___ Input data

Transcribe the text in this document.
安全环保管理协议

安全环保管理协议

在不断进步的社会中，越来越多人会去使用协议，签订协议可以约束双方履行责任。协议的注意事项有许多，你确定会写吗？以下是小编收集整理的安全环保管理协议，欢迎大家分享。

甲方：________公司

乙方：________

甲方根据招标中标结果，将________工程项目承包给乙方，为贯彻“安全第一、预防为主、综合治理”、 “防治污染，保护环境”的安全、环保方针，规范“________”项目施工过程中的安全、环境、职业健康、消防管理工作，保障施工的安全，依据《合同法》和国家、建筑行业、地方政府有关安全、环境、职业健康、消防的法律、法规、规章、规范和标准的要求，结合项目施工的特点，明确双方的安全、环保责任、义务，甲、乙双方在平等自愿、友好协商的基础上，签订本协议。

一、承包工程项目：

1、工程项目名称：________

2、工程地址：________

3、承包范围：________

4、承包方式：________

______
___ Input data

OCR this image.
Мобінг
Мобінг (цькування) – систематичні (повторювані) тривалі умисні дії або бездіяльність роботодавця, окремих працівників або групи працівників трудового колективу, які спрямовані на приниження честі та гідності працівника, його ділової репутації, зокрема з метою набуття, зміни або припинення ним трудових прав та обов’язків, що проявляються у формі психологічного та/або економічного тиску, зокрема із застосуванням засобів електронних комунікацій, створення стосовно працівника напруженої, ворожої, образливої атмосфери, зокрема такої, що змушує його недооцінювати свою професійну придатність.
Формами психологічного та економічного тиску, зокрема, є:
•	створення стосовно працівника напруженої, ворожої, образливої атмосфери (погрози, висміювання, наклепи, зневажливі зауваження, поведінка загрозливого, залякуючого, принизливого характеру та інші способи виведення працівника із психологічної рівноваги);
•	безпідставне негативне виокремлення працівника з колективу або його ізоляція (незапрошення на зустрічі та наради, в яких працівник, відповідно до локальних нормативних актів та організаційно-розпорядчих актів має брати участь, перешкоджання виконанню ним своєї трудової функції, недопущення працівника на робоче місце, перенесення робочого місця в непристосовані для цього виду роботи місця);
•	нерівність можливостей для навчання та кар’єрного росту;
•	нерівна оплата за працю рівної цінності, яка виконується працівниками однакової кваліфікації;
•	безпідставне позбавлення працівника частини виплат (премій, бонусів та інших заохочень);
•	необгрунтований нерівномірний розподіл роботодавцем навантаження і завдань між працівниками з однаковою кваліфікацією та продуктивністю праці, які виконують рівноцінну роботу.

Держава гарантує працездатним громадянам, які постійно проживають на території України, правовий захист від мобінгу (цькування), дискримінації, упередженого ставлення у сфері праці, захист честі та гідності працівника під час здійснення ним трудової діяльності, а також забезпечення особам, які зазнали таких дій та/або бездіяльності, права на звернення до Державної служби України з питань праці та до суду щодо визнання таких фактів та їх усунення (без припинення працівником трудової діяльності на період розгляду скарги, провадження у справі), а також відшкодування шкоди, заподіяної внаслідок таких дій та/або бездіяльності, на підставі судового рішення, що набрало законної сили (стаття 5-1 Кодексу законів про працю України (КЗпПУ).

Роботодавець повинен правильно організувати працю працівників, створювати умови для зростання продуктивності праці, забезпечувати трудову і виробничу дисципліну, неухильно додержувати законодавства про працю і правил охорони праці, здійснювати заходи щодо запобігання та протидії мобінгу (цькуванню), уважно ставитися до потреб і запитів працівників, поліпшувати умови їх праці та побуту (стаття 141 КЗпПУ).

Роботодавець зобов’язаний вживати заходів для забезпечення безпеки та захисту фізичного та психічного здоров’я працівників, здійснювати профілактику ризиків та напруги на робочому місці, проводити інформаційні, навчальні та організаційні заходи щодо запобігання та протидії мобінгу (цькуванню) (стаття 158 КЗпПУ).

______
___ Input data

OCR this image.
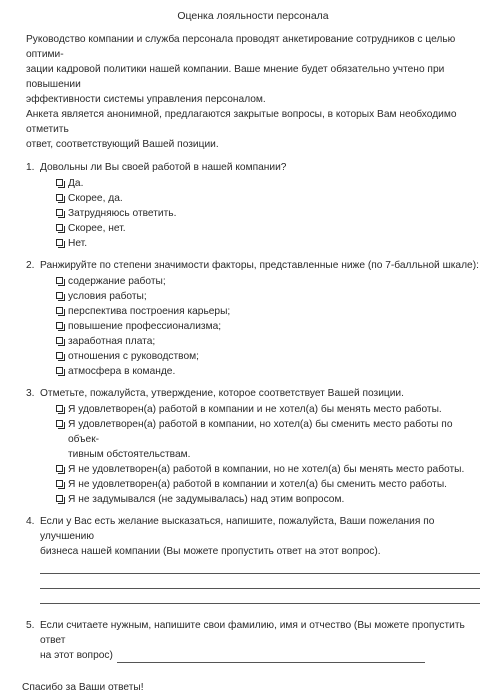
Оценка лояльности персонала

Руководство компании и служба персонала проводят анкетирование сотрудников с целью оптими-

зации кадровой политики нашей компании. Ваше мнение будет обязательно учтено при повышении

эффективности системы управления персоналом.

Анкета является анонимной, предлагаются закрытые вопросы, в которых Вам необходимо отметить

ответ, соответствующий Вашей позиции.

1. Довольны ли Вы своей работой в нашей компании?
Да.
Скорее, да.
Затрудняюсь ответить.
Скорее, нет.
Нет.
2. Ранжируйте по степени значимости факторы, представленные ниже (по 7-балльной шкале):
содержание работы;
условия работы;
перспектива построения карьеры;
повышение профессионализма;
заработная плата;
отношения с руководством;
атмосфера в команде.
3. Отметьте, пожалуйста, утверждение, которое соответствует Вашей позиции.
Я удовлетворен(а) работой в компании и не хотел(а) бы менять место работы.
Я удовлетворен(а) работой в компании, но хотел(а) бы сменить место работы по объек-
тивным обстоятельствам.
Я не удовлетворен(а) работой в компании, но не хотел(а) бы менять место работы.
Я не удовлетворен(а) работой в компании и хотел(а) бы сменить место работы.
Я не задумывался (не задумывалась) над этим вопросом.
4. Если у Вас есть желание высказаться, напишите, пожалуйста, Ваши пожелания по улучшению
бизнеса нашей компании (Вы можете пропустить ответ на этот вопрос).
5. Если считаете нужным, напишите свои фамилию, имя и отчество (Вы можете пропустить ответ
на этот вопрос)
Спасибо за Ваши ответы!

______

** Task instructions **
Return each line that includes "компании".

** Exercise result **
Руководство компании и служба персонала проводят анкетирование сотрудников с целью оптими-
зации кадровой политики нашей компании. Ваше мнение будет обязательно учтено при повышении
1. Довольны ли Вы своей работой в нашей компании?
Я удовлетворен(а) работой в компании и не хотел(а) бы менять место работы.
Я удовлетворен(а) работой в компании, но хотел(а) бы сменить место работы по объек-
Я не удовлетворен(а) работой в компании, но не хотел(а) бы менять место работы.
Я не удовлетворен(а) работой в компании и хотел(а) бы сменить место работы.
бизнеса нашей компании (Вы можете пропустить ответ на этот вопрос).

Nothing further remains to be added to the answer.